### EXERCISE
From the entries below, please gather each line containing the string "created".

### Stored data
=-=-=

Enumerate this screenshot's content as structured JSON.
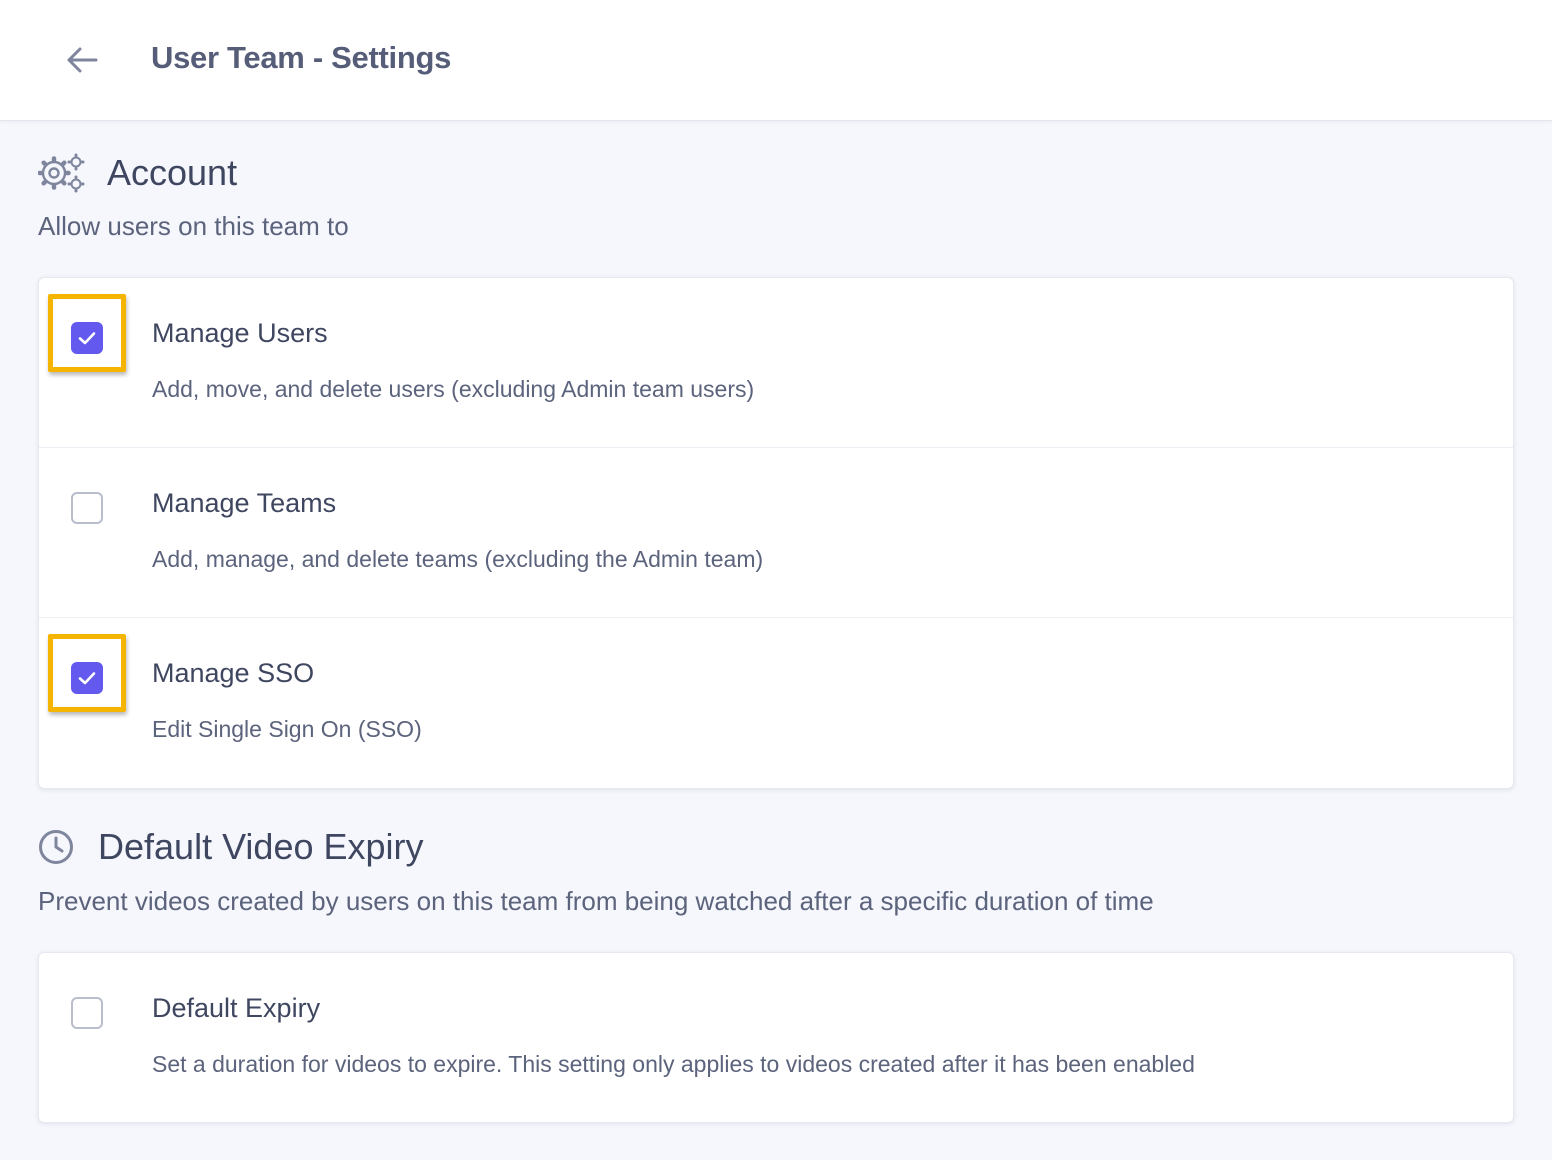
{
  "header": {
    "title": "User Team - Settings"
  },
  "account": {
    "title": "Account",
    "subtitle": "Allow users on this team to",
    "items": [
      {
        "title": "Manage Users",
        "description": "Add, move, and delete users (excluding Admin team users)",
        "checked": true,
        "highlighted": true
      },
      {
        "title": "Manage Teams",
        "description": "Add, manage, and delete teams (excluding the Admin team)",
        "checked": false,
        "highlighted": false
      },
      {
        "title": "Manage SSO",
        "description": "Edit Single Sign On (SSO)",
        "checked": true,
        "highlighted": true
      }
    ]
  },
  "expiry": {
    "title": "Default Video Expiry",
    "subtitle": "Prevent videos created by users on this team from being watched after a specific duration of time",
    "items": [
      {
        "title": "Default Expiry",
        "description": "Set a duration for videos to expire. This setting only applies to videos created after it has been enabled",
        "checked": false,
        "highlighted": false
      }
    ]
  },
  "icons": {
    "back": "arrow-left-icon",
    "account": "gears-icon",
    "expiry": "clock-icon"
  },
  "colors": {
    "accent": "#6359ee",
    "highlight": "#f5b400",
    "background": "#f5f7fc",
    "text": "#3f4660"
  }
}
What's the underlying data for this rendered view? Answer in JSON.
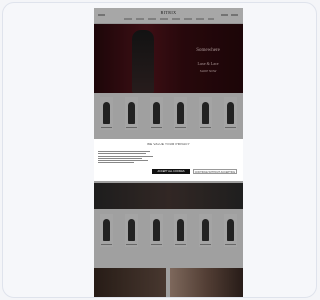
{
  "site": {
    "logo": "BITRIX",
    "colors": {
      "hero_bg": "#2b0a0e",
      "accent_button": "#111111",
      "page_bg": "#f4f5f8"
    }
  },
  "hero": {
    "line1": "Somewhere",
    "line2": "Luxe & Lace",
    "line3": "SHOP NOW"
  },
  "consent": {
    "title": "WE VALUE YOUR PRIVACY",
    "accept_label": "ACCEPT ALL COOKIES",
    "reject_label": "CONTINUE WITHOUT ACCEPTING"
  }
}
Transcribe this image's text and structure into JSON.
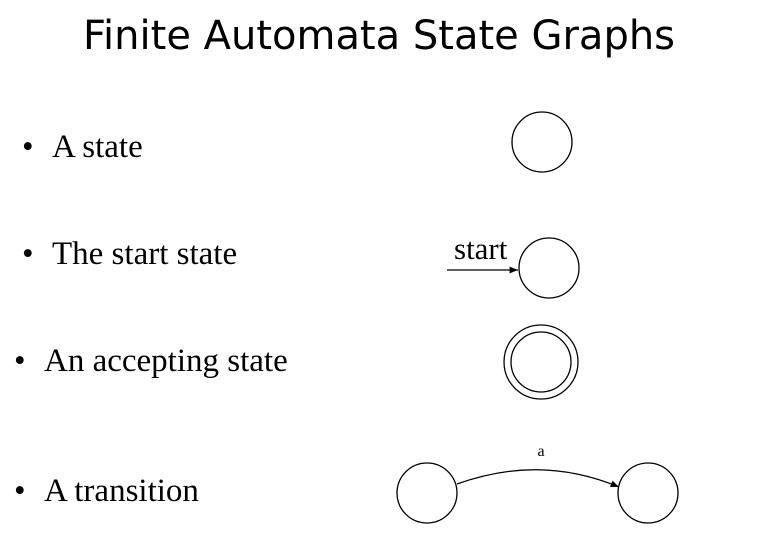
{
  "title": "Finite Automata State Graphs",
  "bullet_symbol": "•",
  "items": [
    {
      "label": "A state"
    },
    {
      "label": "The start state"
    },
    {
      "label": "An accepting state"
    },
    {
      "label": "A transition"
    }
  ],
  "diagram": {
    "start_label": "start",
    "transition_label": "a"
  }
}
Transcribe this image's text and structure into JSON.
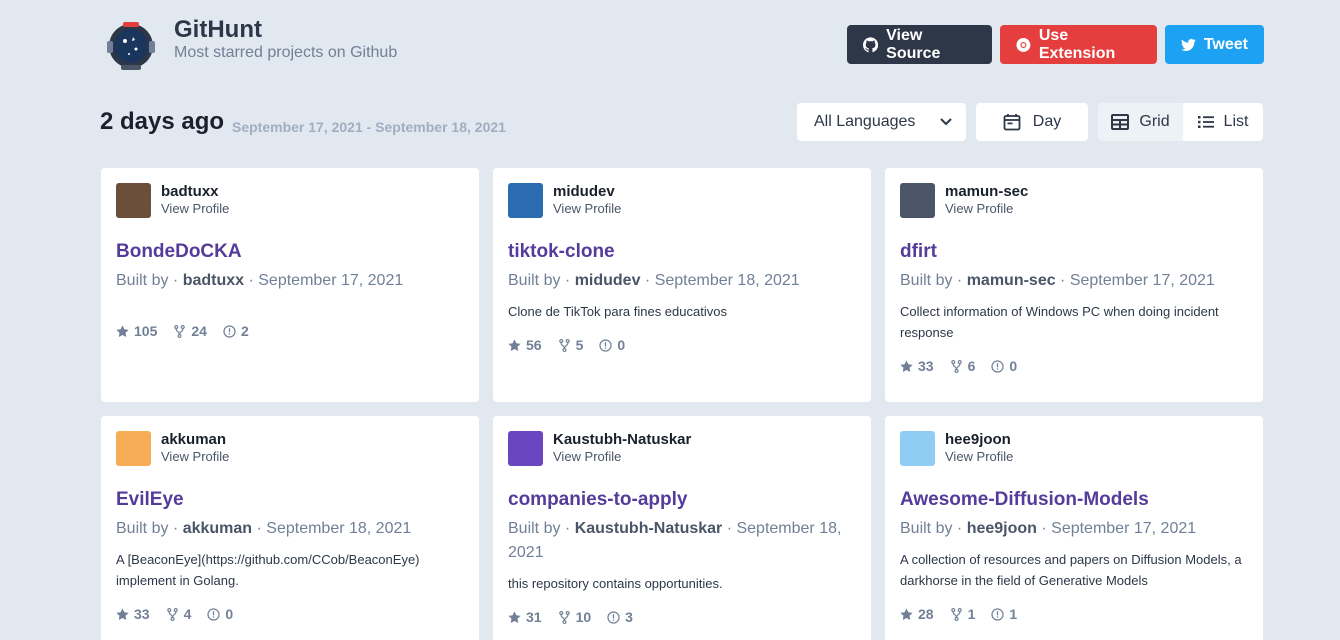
{
  "brand": {
    "title": "GitHunt",
    "subtitle": "Most starred projects on Github"
  },
  "header_buttons": {
    "view_source": "View Source",
    "use_extension": "Use Extension",
    "tweet": "Tweet"
  },
  "toolbar": {
    "heading": "2 days ago",
    "date_range": "September 17, 2021 - September 18, 2021",
    "language": "All Languages",
    "period": "Day",
    "grid": "Grid",
    "list": "List"
  },
  "colors": {
    "source": "#2d3748",
    "extension": "#e53e3e",
    "tweet": "#1da1f2",
    "repo_link": "#553c9a"
  },
  "built_by_prefix": "Built by · ",
  "view_profile": "View Profile",
  "repos": [
    {
      "user": "badtuxx",
      "name": "BondeDoCKA",
      "date": "September 17, 2021",
      "desc": "",
      "stars": "105",
      "forks": "24",
      "issues": "2",
      "avatar_bg": "#6b4f3a"
    },
    {
      "user": "midudev",
      "name": "tiktok-clone",
      "date": "September 18, 2021",
      "desc": "Clone de TikTok para fines educativos",
      "stars": "56",
      "forks": "5",
      "issues": "0",
      "avatar_bg": "#2b6cb0"
    },
    {
      "user": "mamun-sec",
      "name": "dfirt",
      "date": "September 17, 2021",
      "desc": "Collect information of Windows PC when doing incident response",
      "stars": "33",
      "forks": "6",
      "issues": "0",
      "avatar_bg": "#4a5568"
    },
    {
      "user": "akkuman",
      "name": "EvilEye",
      "date": "September 18, 2021",
      "desc": "A [BeaconEye](https://github.com/CCob/BeaconEye) implement in Golang.",
      "stars": "33",
      "forks": "4",
      "issues": "0",
      "avatar_bg": "#f6ad55"
    },
    {
      "user": "Kaustubh-Natuskar",
      "name": "companies-to-apply",
      "date": "September 18, 2021",
      "desc": "this repository contains opportunities.",
      "stars": "31",
      "forks": "10",
      "issues": "3",
      "avatar_bg": "#6b46c1"
    },
    {
      "user": "hee9joon",
      "name": "Awesome-Diffusion-Models",
      "date": "September 17, 2021",
      "desc": "A collection of resources and papers on Diffusion Models, a darkhorse in the field of Generative Models",
      "stars": "28",
      "forks": "1",
      "issues": "1",
      "avatar_bg": "#90cdf4"
    }
  ]
}
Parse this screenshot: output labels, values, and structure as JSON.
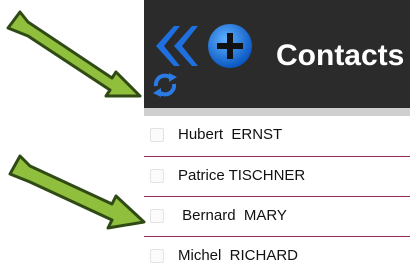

=-=-=

### COMPLETED EXERCISE
    "subtitle": "Prevent videos created by users on this team from being watched after a specific duration of time",
        "description": "Set a duration for videos to expire. This setting only applies to videos created after it has been enabled",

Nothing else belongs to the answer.